[Directions for this task] Without the pictures, print each of the records below exactly as it appears.

══ Available records ══

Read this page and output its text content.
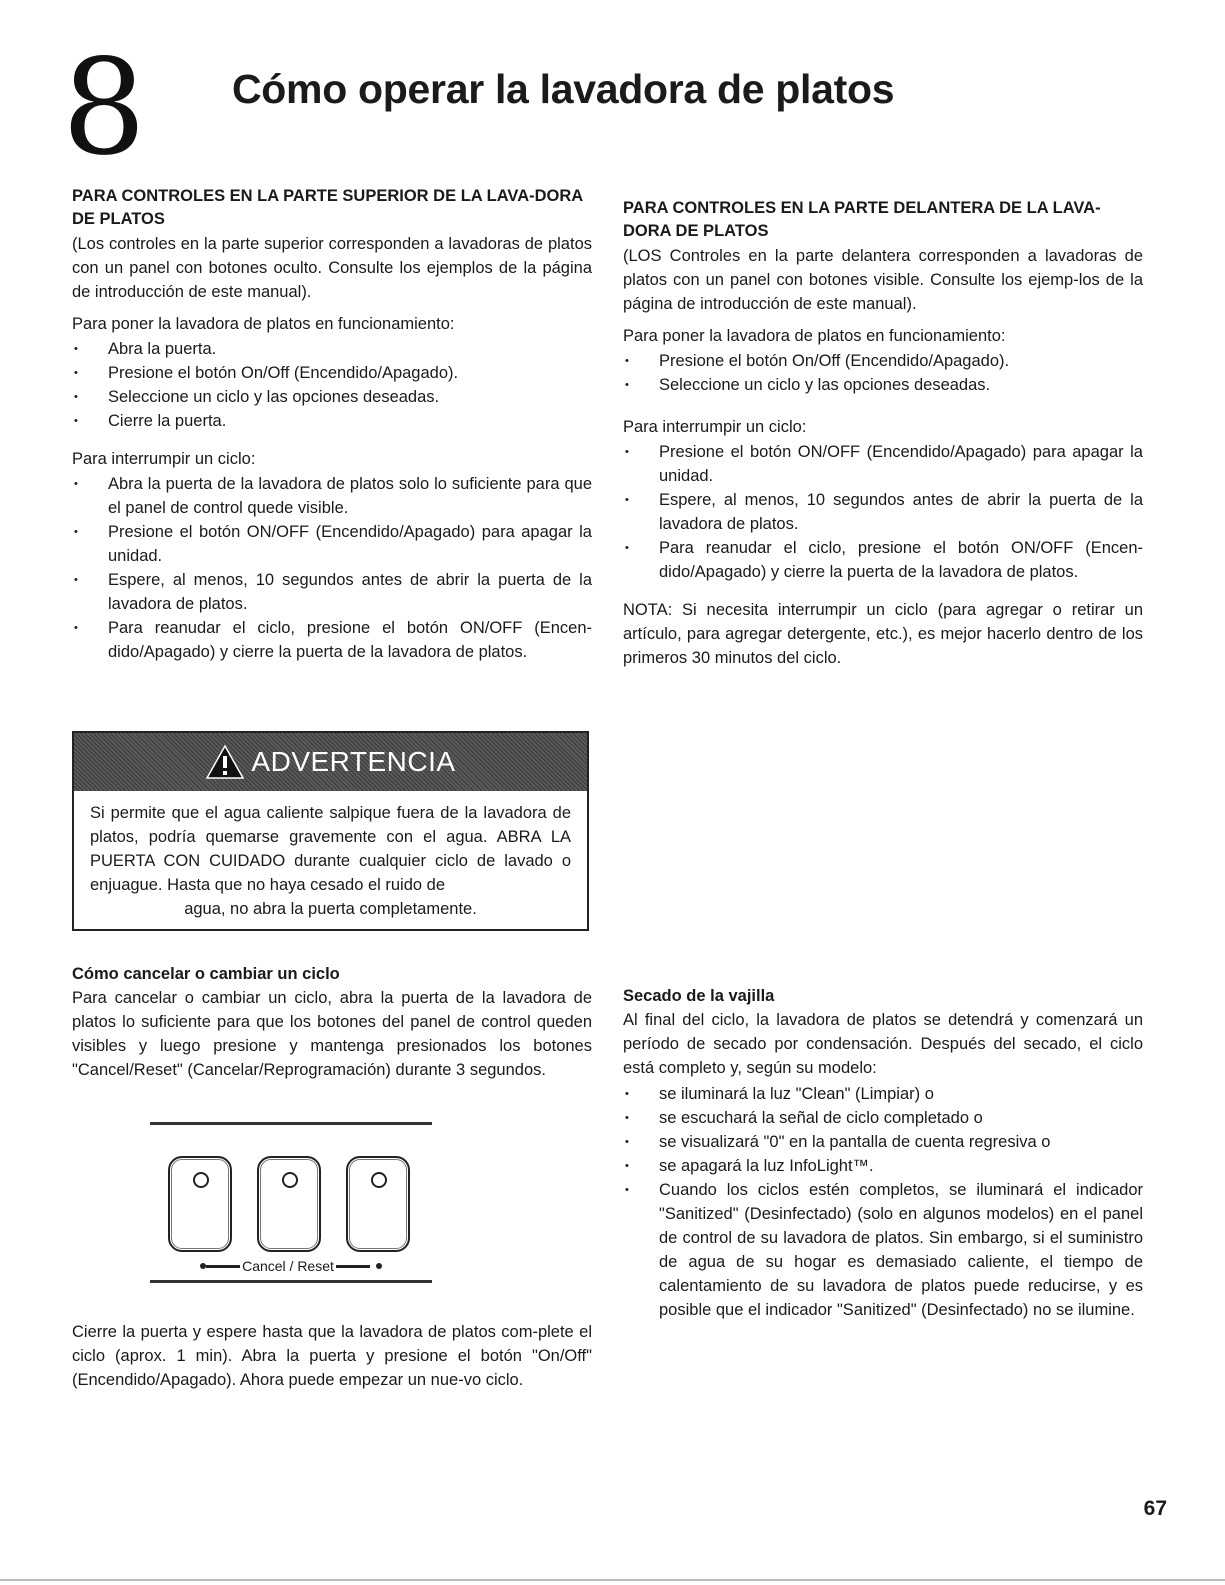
8 Cómo operar la lavadora de platos
PARA CONTROLES EN LA PARTE SUPERIOR DE LA LAVA-DORA DE PLATOS

(Los controles en la parte superior corresponden a lavadoras de platos con un panel con botones oculto. Consulte los ejemplos de la página de introducción de este manual).

Para poner la lavadora de platos en funcionamiento:

• Abra la puerta.
• Presione el botón On/Off (Encendido/Apagado).
• Seleccione un ciclo y las opciones deseadas.
• Cierre la puerta.

Para interrumpir un ciclo:

• Abra la puerta de la lavadora de platos solo lo suficiente para que el panel de control quede visible.
• Presione el botón ON/OFF (Encendido/Apagado) para apagar la unidad.
• Espere, al menos, 10 segundos antes de abrir la puerta de la lavadora de platos.
• Para reanudar el ciclo, presione el botón ON/OFF (Encen-dido/Apagado) y cierre la puerta de la lavadora de platos.
PARA CONTROLES EN LA PARTE DELANTERA DE LA LAVA-DORA DE PLATOS

(LOS Controles en la parte delantera corresponden a lavadoras de platos con un panel con botones visible. Consulte los ejemp-los de la página de introducción de este manual).

Para poner la lavadora de platos en funcionamiento:

• Presione el botón On/Off (Encendido/Apagado).
• Seleccione un ciclo y las opciones deseadas.

Para interrumpir un ciclo:

• Presione el botón ON/OFF (Encendido/Apagado) para apagar la unidad.
• Espere, al menos, 10 segundos antes de abrir la puerta de la lavadora de platos.
• Para reanudar el ciclo, presione el botón ON/OFF (Encen-dido/Apagado) y cierre la puerta de la lavadora de platos.

NOTA: Si necesita interrumpir un ciclo (para agregar o retirar un artículo, para agregar detergente, etc.), es mejor hacerlo dentro de los primeros 30 minutos del ciclo.

ADVERTENCIA

Si permite que el agua caliente salpique fuera de la lavadora de platos, podría quemarse gravemente con el agua. ABRA LA PUERTA CON CUIDADO durante cualquier ciclo de lavado o enjuague. Hasta que no haya cesado el ruido de

agua, no abra la puerta completamente.

Cómo cancelar o cambiar un ciclo

Para cancelar o cambiar un ciclo, abra la puerta de la lavadora de platos lo suficiente para que los botones del panel de control queden visibles y luego presione y mantenga presionados los botones "Cancel/Reset" (Cancelar/Reprogramación) durante 3 segundos.

Cancel / Reset

Cierre la puerta y espere hasta que la lavadora de platos com-plete el ciclo (aprox. 1 min). Abra la puerta y presione el botón "On/Off" (Encendido/Apagado). Ahora puede empezar un nue-vo ciclo.

Secado de la vajilla

Al final del ciclo, la lavadora de platos se detendrá y comenzará un período de secado por condensación. Después del secado, el ciclo está completo y, según su modelo:

• se iluminará la luz "Clean" (Limpiar) o
• se escuchará la señal de ciclo completado o
• se visualizará "0" en la pantalla de cuenta regresiva o
• se apagará la luz InfoLight™.
• Cuando los ciclos estén completos, se iluminará el indicador "Sanitized" (Desinfectado) (solo en algunos modelos) en el panel de control de su lavadora de platos. Sin embargo, si el suministro de agua de su hogar es demasiado caliente, el tiempo de calentamiento de su lavadora de platos puede reducirse, y es posible que el indicador "Sanitized" (Desinfectado) no se ilumine.
67
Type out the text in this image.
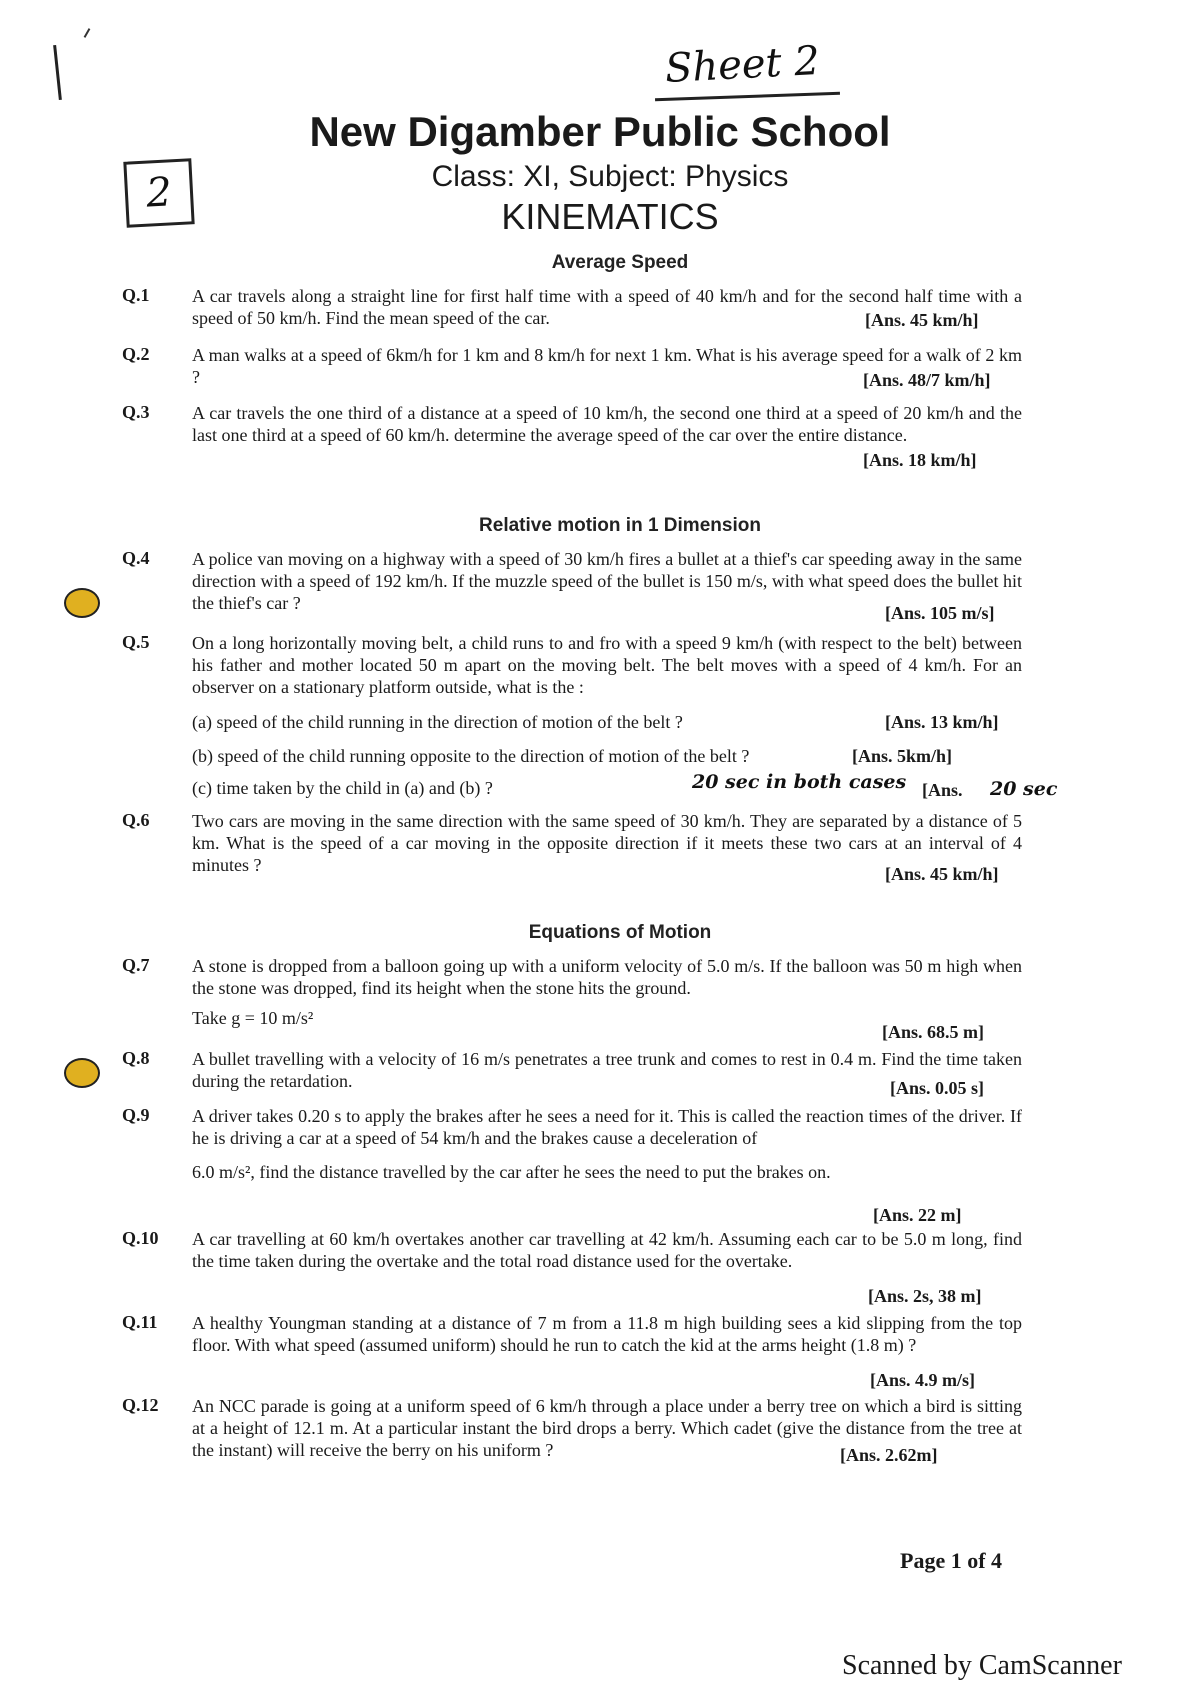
Sheet 2
2
New Digamber Public School
Class: XI, Subject: Physics
KINEMATICS
Average Speed
Q.1 A car travels along a straight line for first half time with a speed of 40 km/h and for the second half time with a speed of 50 km/h. Find the mean speed of the car.	[Ans. 45 km/h]
Q.2 A man walks at a speed of 6km/h for 1 km and 8 km/h for next 1 km. What is his average speed for a walk of 2 km ?	[Ans. 48/7 km/h]
Q.3 A car travels the one third of a distance at a speed of 10 km/h, the second one third at a speed of 20 km/h and the last one third at a speed of 60 km/h. determine the average speed of the car over the entire distance.
[Ans. 18 km/h]
Relative motion in 1 Dimension
Q.4 A police van moving on a highway with a speed of 30 km/h fires a bullet at a thief's car speeding away in the same direction with a speed of 192 km/h. If the muzzle speed of the bullet is 150 m/s, with what speed does the bullet hit the thief's car ?	[Ans. 105 m/s]
Q.5 On a long horizontally moving belt, a child runs to and fro with a speed 9 km/h (with respect to the belt) between his father and mother located 50 m apart on the moving belt. The belt moves with a speed of 4 km/h. For an observer on a stationary platform outside, what is the :
(a) speed of the child running in the direction of motion of the belt ?	[Ans. 13 km/h]
(b) speed of the child running opposite to the direction of motion of the belt ?	[Ans. 5km/h]
(c) time taken by the child in (a) and (b) ?	20 sec in both cases [Ans. 20 sec
Q.6 Two cars are moving in the same direction with the same speed of 30 km/h. They are separated by a distance of 5 km. What is the speed of a car moving in the opposite direction if it meets these two cars at an interval of 4 minutes ?	[Ans. 45 km/h]
Equations of Motion
Q.7 A stone is dropped from a balloon going up with a uniform velocity of 5.0 m/s. If the balloon was 50 m high when the stone was dropped, find its height when the stone hits the ground.
Take g = 10 m/s²
[Ans. 68.5 m]
Q.8 A bullet travelling with a velocity of 16 m/s penetrates a tree trunk and comes to rest in 0.4 m. Find the time taken during the retardation.	[Ans. 0.05 s]
Q.9 A driver takes 0.20 s to apply the brakes after he sees a need for it. This is called the reaction times of the driver. If he is driving a car at a speed of 54 km/h and the brakes cause a deceleration of
6.0 m/s², find the distance travelled by the car after he sees the need to put the brakes on.
[Ans. 22 m]
Q.10 A car travelling at 60 km/h overtakes another car travelling at 42 km/h. Assuming each car to be 5.0 m long, find the time taken during the overtake and the total road distance used for the overtake.
[Ans. 2s, 38 m]
Q.11 A healthy Youngman standing at a distance of 7 m from a 11.8 m high building sees a kid slipping from the top floor. With what speed (assumed uniform) should he run to catch the kid at the arms height (1.8 m) ?
[Ans. 4.9 m/s]
Q.12 An NCC parade is going at a uniform speed of 6 km/h through a place under a berry tree on which a bird is sitting at a height of 12.1 m. At a particular instant the bird drops a berry. Which cadet (give the distance from the tree at the instant) will receive the berry on his uniform ?	[Ans. 2.62m]
Page 1 of 4
Scanned by CamScanner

═══

[Answer to this task]
Read this page and output its text content.
8 Cómo operar la lavadora de platos
PARA CONTROLES EN LA PARTE SUPERIOR DE LA LAVA-DORA DE PLATOS

(Los controles en la parte superior corresponden a lavadoras de platos con un panel con botones oculto. Consulte los ejemplos de la página de introducción de este manual).

Para poner la lavadora de platos en funcionamiento:

• Abra la puerta.
• Presione el botón On/Off (Encendido/Apagado).
• Seleccione un ciclo y las opciones deseadas.
• Cierre la puerta.

Para interrumpir un ciclo:

• Abra la puerta de la lavadora de platos solo lo suficiente para que el panel de control quede visible.
• Presione el botón ON/OFF (Encendido/Apagado) para apagar la unidad.
• Espere, al menos, 10 segundos antes de abrir la puerta de la lavadora de platos.
• Para reanudar el ciclo, presione el botón ON/OFF (Encen-dido/Apagado) y cierre la puerta de la lavadora de platos.
PARA CONTROLES EN LA PARTE DELANTERA DE LA LAVA-DORA DE PLATOS

(LOS Controles en la parte delantera corresponden a lavadoras de platos con un panel con botones visible. Consulte los ejemp-los de la página de introducción de este manual).

Para poner la lavadora de platos en funcionamiento:

• Presione el botón On/Off (Encendido/Apagado).
• Seleccione un ciclo y las opciones deseadas.

Para interrumpir un ciclo:

• Presione el botón ON/OFF (Encendido/Apagado) para apagar la unidad.
• Espere, al menos, 10 segundos antes de abrir la puerta de la lavadora de platos.
• Para reanudar el ciclo, presione el botón ON/OFF (Encen-dido/Apagado) y cierre la puerta de la lavadora de platos.

NOTA: Si necesita interrumpir un ciclo (para agregar o retirar un artículo, para agregar detergente, etc.), es mejor hacerlo dentro de los primeros 30 minutos del ciclo.

ADVERTENCIA

Si permite que el agua caliente salpique fuera de la lavadora de platos, podría quemarse gravemente con el agua. ABRA LA PUERTA CON CUIDADO durante cualquier ciclo de lavado o enjuague. Hasta que no haya cesado el ruido de

agua, no abra la puerta completamente.

Cómo cancelar o cambiar un ciclo

Para cancelar o cambiar un ciclo, abra la puerta de la lavadora de platos lo suficiente para que los botones del panel de control queden visibles y luego presione y mantenga presionados los botones "Cancel/Reset" (Cancelar/Reprogramación) durante 3 segundos.

Cancel / Reset

Cierre la puerta y espere hasta que la lavadora de platos com-plete el ciclo (aprox. 1 min). Abra la puerta y presione el botón "On/Off" (Encendido/Apagado). Ahora puede empezar un nue-vo ciclo.

Secado de la vajilla

Al final del ciclo, la lavadora de platos se detendrá y comenzará un período de secado por condensación. Después del secado, el ciclo está completo y, según su modelo:

• se iluminará la luz "Clean" (Limpiar) o
• se escuchará la señal de ciclo completado o
• se visualizará "0" en la pantalla de cuenta regresiva o
• se apagará la luz InfoLight™.
• Cuando los ciclos estén completos, se iluminará el indicador "Sanitized" (Desinfectado) (solo en algunos modelos) en el panel de control de su lavadora de platos. Sin embargo, si el suministro de agua de su hogar es demasiado caliente, el tiempo de calentamiento de su lavadora de platos puede reducirse, y es posible que el indicador "Sanitized" (Desinfectado) no se ilumine.
67
Type out the text in this image.
Sheet 2
2
New Digamber Public School
Class: XI, Subject: Physics
KINEMATICS
Average Speed
Q.1 A car travels along a straight line for first half time with a speed of 40 km/h and for the second half time with a speed of 50 km/h. Find the mean speed of the car.	[Ans. 45 km/h]
Q.2 A man walks at a speed of 6km/h for 1 km and 8 km/h for next 1 km. What is his average speed for a walk of 2 km ?	[Ans. 48/7 km/h]
Q.3 A car travels the one third of a distance at a speed of 10 km/h, the second one third at a speed of 20 km/h and the last one third at a speed of 60 km/h. determine the average speed of the car over the entire distance.
[Ans. 18 km/h]
Relative motion in 1 Dimension
Q.4 A police van moving on a highway with a speed of 30 km/h fires a bullet at a thief's car speeding away in the same direction with a speed of 192 km/h. If the muzzle speed of the bullet is 150 m/s, with what speed does the bullet hit the thief's car ?	[Ans. 105 m/s]
Q.5 On a long horizontally moving belt, a child runs to and fro with a speed 9 km/h (with respect to the belt) between his father and mother located 50 m apart on the moving belt. The belt moves with a speed of 4 km/h. For an observer on a stationary platform outside, what is the :
(a) speed of the child running in the direction of motion of the belt ?	[Ans. 13 km/h]
(b) speed of the child running opposite to the direction of motion of the belt ?	[Ans. 5km/h]
(c) time taken by the child in (a) and (b) ?	20 sec in both cases [Ans. 20 sec
Q.6 Two cars are moving in the same direction with the same speed of 30 km/h. They are separated by a distance of 5 km. What is the speed of a car moving in the opposite direction if it meets these two cars at an interval of 4 minutes ?	[Ans. 45 km/h]
Equations of Motion
Q.7 A stone is dropped from a balloon going up with a uniform velocity of 5.0 m/s. If the balloon was 50 m high when the stone was dropped, find its height when the stone hits the ground.
Take g = 10 m/s²
[Ans. 68.5 m]
Q.8 A bullet travelling with a velocity of 16 m/s penetrates a tree trunk and comes to rest in 0.4 m. Find the time taken during the retardation.	[Ans. 0.05 s]
Q.9 A driver takes 0.20 s to apply the brakes after he sees a need for it. This is called the reaction times of the driver. If he is driving a car at a speed of 54 km/h and the brakes cause a deceleration of
6.0 m/s², find the distance travelled by the car after he sees the need to put the brakes on.
[Ans. 22 m]
Q.10 A car travelling at 60 km/h overtakes another car travelling at 42 km/h. Assuming each car to be 5.0 m long, find the time taken during the overtake and the total road distance used for the overtake.
[Ans. 2s, 38 m]
Q.11 A healthy Youngman standing at a distance of 7 m from a 11.8 m high building sees a kid slipping from the top floor. With what speed (assumed uniform) should he run to catch the kid at the arms height (1.8 m) ?
[Ans. 4.9 m/s]
Q.12 An NCC parade is going at a uniform speed of 6 km/h through a place under a berry tree on which a bird is sitting at a height of 12.1 m. At a particular instant the bird drops a berry. Which cadet (give the distance from the tree at the instant) will receive the berry on his uniform ?	[Ans. 2.62m]
Page 1 of 4
Scanned by CamScanner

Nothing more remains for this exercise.